[DIRECTIONS FOR THIS TASK] Gather, from the listing beneath this task, every line holding the string "data".

Stored items from a collection
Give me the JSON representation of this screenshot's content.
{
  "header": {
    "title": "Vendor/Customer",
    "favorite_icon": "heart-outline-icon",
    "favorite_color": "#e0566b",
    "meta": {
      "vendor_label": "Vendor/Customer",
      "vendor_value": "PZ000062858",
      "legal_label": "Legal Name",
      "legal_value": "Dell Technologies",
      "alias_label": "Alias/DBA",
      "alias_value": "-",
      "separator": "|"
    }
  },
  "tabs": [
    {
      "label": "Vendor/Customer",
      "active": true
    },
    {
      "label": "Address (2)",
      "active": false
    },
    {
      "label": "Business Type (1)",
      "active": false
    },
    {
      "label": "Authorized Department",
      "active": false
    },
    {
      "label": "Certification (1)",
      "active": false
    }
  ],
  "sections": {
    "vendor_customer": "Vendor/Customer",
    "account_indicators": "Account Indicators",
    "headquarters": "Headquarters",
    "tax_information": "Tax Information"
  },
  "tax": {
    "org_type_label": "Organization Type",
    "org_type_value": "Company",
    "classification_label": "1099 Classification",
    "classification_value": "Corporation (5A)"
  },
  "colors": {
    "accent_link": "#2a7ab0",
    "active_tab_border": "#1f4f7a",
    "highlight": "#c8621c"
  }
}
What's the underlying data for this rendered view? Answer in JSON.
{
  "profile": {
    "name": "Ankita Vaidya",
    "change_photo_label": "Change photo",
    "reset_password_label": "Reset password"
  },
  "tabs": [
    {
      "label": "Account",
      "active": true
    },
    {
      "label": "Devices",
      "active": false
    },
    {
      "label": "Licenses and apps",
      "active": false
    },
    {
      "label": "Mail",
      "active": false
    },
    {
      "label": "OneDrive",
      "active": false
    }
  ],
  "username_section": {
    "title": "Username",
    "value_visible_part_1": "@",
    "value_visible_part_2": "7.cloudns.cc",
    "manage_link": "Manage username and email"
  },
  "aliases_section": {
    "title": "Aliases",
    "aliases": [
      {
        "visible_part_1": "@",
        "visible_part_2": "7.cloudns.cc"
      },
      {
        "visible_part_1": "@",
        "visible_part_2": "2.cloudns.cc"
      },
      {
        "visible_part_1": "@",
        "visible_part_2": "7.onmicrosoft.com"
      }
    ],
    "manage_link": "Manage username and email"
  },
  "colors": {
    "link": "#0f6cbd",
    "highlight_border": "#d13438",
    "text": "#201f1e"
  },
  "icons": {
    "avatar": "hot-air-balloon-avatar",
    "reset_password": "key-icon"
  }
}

* * *

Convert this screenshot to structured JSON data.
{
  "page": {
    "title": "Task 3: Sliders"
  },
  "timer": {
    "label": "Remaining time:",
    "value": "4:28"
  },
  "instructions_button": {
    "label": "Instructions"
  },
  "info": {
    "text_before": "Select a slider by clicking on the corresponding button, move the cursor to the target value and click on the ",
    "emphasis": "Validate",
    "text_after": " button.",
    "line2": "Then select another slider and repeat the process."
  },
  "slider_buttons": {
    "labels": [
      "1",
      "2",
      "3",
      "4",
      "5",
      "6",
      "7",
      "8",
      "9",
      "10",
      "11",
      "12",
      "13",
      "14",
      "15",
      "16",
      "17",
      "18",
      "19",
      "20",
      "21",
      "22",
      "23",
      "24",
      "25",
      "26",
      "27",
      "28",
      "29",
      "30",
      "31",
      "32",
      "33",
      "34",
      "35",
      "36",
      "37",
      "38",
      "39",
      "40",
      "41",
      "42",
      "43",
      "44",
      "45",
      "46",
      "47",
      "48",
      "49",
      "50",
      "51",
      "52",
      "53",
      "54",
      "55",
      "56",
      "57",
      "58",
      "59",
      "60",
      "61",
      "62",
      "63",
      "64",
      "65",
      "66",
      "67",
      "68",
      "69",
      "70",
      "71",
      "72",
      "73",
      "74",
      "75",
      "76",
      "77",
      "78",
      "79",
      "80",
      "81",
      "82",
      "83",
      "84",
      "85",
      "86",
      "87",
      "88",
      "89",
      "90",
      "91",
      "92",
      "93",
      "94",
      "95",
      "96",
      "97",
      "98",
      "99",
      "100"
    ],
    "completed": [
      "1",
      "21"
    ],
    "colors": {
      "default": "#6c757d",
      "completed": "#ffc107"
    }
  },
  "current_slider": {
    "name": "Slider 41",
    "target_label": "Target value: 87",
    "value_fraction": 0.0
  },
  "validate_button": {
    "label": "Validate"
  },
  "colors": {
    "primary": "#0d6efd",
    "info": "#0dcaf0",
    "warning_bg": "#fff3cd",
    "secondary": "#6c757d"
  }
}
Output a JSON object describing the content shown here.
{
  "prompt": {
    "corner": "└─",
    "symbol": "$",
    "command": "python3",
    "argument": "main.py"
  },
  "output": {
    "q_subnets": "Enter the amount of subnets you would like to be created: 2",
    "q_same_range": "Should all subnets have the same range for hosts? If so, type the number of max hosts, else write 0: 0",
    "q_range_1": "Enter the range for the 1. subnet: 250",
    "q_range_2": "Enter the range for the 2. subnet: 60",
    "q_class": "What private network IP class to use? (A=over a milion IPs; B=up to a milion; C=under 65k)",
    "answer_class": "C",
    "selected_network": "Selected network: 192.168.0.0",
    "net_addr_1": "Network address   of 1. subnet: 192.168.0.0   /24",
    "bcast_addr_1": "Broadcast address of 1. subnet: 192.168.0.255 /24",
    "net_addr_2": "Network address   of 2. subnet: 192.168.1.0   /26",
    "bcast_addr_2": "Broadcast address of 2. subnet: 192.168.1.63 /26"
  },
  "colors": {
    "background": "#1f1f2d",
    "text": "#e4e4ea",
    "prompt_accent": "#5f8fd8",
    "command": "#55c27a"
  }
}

* * *

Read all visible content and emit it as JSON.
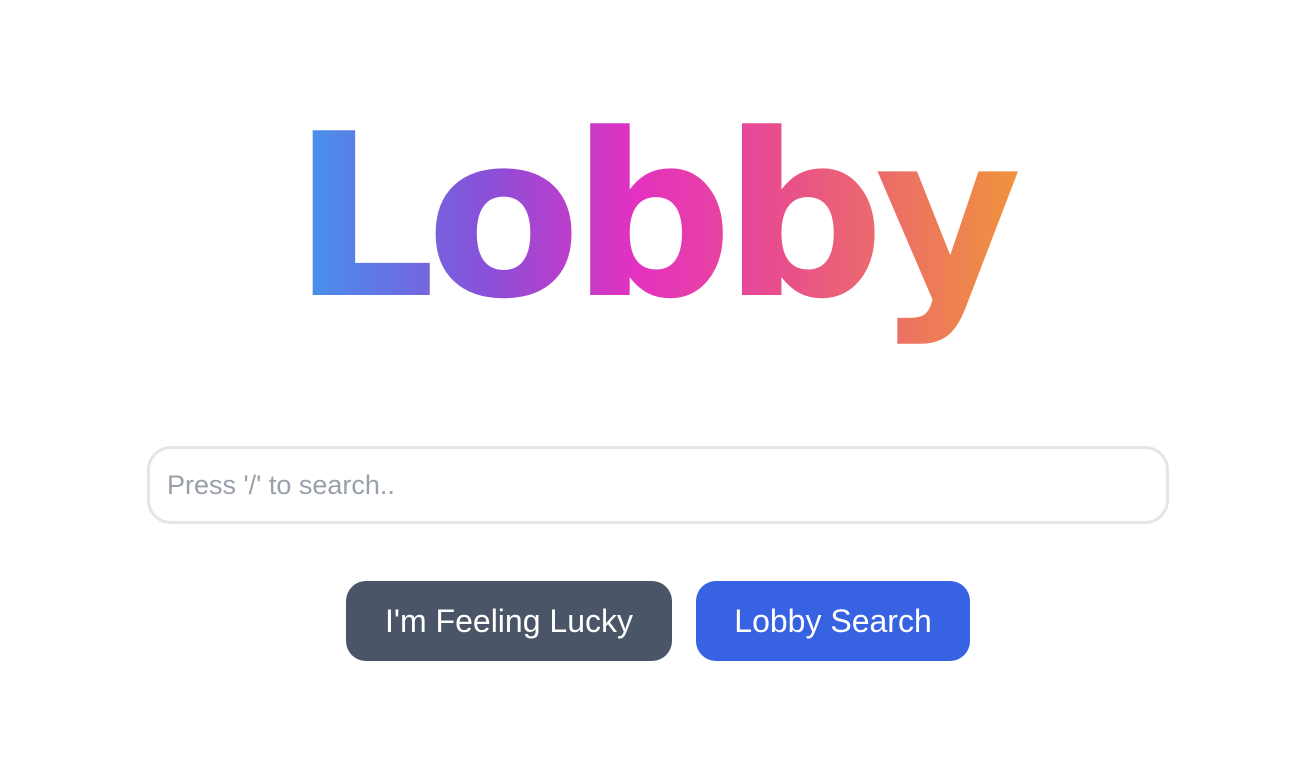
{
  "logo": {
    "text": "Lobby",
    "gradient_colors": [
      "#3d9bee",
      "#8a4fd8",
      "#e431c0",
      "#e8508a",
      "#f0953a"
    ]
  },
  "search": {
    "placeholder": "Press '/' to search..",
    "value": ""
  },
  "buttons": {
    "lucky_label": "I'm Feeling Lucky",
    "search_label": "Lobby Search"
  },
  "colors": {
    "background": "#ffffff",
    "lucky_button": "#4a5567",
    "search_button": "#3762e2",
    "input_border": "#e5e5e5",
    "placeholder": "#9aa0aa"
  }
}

[EXERCISE SOLUTION]
What's the underlying data for this rendered view? Answer in JSON.
Convert this screenshot to structured JSON data.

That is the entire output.